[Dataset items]

**********

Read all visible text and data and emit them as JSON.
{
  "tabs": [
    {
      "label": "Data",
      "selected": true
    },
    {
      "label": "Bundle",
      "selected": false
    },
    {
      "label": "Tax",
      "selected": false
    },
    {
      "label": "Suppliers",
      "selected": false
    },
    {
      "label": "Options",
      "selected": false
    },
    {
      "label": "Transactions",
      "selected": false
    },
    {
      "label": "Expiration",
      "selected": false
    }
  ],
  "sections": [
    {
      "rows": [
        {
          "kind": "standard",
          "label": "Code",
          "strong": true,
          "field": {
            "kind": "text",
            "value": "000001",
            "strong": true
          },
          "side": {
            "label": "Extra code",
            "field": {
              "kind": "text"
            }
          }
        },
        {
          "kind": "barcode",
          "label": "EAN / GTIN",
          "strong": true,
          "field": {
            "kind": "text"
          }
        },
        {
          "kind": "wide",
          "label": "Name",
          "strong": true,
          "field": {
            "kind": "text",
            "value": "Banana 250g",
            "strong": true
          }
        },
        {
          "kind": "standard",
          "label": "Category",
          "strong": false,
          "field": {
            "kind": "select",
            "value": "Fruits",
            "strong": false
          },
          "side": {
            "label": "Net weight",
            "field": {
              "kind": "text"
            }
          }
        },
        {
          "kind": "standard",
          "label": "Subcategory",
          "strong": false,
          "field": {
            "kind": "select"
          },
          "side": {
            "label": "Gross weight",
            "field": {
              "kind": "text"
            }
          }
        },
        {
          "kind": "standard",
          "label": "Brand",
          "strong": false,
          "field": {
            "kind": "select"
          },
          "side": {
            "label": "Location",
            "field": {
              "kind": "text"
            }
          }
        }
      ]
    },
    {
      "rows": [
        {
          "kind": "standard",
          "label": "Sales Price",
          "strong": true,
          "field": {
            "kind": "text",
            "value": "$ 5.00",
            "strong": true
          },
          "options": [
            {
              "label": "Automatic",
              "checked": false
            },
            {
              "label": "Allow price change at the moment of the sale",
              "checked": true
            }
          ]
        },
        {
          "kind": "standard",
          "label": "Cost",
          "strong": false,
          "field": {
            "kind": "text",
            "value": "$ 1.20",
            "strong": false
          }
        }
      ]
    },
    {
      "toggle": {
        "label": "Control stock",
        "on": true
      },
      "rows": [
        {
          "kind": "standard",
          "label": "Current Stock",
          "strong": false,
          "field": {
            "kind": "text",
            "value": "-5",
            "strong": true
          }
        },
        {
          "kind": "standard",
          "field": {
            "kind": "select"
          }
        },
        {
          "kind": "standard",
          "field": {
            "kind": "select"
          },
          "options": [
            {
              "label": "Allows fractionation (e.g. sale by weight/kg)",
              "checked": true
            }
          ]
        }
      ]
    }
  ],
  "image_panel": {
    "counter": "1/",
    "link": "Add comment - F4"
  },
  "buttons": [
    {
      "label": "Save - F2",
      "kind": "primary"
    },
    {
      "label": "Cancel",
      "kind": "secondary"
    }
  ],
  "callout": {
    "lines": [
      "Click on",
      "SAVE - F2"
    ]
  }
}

**********

__Exercise directions__: Above are some records. Print them all exactly.

__Final answer__:
Read all visible text and data and emit them as JSON.
{
  "tabs": [
    {
      "label": "Data",
      "selected": true
    },
    {
      "label": "Bundle",
      "selected": false
    },
    {
      "label": "Tax",
      "selected": false
    },
    {
      "label": "Suppliers",
      "selected": false
    },
    {
      "label": "Options",
      "selected": false
    },
    {
      "label": "Transactions",
      "selected": false
    },
    {
      "label": "Expiration",
      "selected": false
    }
  ],
  "sections": [
    {
      "rows": [
        {
          "kind": "standard",
          "label": "Code",
          "strong": true,
          "field": {
            "kind": "text",
            "value": "000001",
            "strong": true
          },
          "side": {
            "label": "Extra code",
            "field": {
              "kind": "text"
            }
          }
        },
        {
          "kind": "barcode",
          "label": "EAN / GTIN",
          "strong": true,
          "field": {
            "kind": "text"
          }
        },
        {
          "kind": "wide",
          "label": "Name",
          "strong": true,
          "field": {
            "kind": "text",
            "value": "Banana 250g",
            "strong": true
          }
        },
        {
          "kind": "standard",
          "label": "Category",
          "strong": false,
          "field": {
            "kind": "select",
            "value": "Fruits",
            "strong": false
          },
          "side": {
            "label": "Net weight",
            "field": {
              "kind": "text"
            }
          }
        },
        {
          "kind": "standard",
          "label": "Subcategory",
          "strong": false,
          "field": {
            "kind": "select"
          },
          "side": {
            "label": "Gross weight",
            "field": {
              "kind": "text"
            }
          }
        },
        {
          "kind": "standard",
          "label": "Brand",
          "strong": false,
          "field": {
            "kind": "select"
          },
          "side": {
            "label": "Location",
            "field": {
              "kind": "text"
            }
          }
        }
      ]
    },
    {
      "rows": [
        {
          "kind": "standard",
          "label": "Sales Price",
          "strong": true,
          "field": {
            "kind": "text",
            "value": "$ 5.00",
            "strong": true
          },
          "options": [
            {
              "label": "Automatic",
              "checked": false
            },
            {
              "label": "Allow price change at the moment of the sale",
              "checked": true
            }
          ]
        },
        {
          "kind": "standard",
          "label": "Cost",
          "strong": false,
          "field": {
            "kind": "text",
            "value": "$ 1.20",
            "strong": false
          }
        }
      ]
    },
    {
      "toggle": {
        "label": "Control stock",
        "on": true
      },
      "rows": [
        {
          "kind": "standard",
          "label": "Current Stock",
          "strong": false,
          "field": {
            "kind": "text",
            "value": "-5",
            "strong": true
          }
        },
        {
          "kind": "standard",
          "field": {
            "kind": "select"
          }
        },
        {
          "kind": "standard",
          "field": {
            "kind": "select"
          },
          "options": [
            {
              "label": "Allows fractionation (e.g. sale by weight/kg)",
              "checked": true
            }
          ]
        }
      ]
    }
  ],
  "image_panel": {
    "counter": "1/",
    "link": "Add comment - F4"
  },
  "buttons": [
    {
      "label": "Save - F2",
      "kind": "primary"
    },
    {
      "label": "Cancel",
      "kind": "secondary"
    }
  ],
  "callout": {
    "lines": [
      "Click on",
      "SAVE - F2"
    ]
  }
}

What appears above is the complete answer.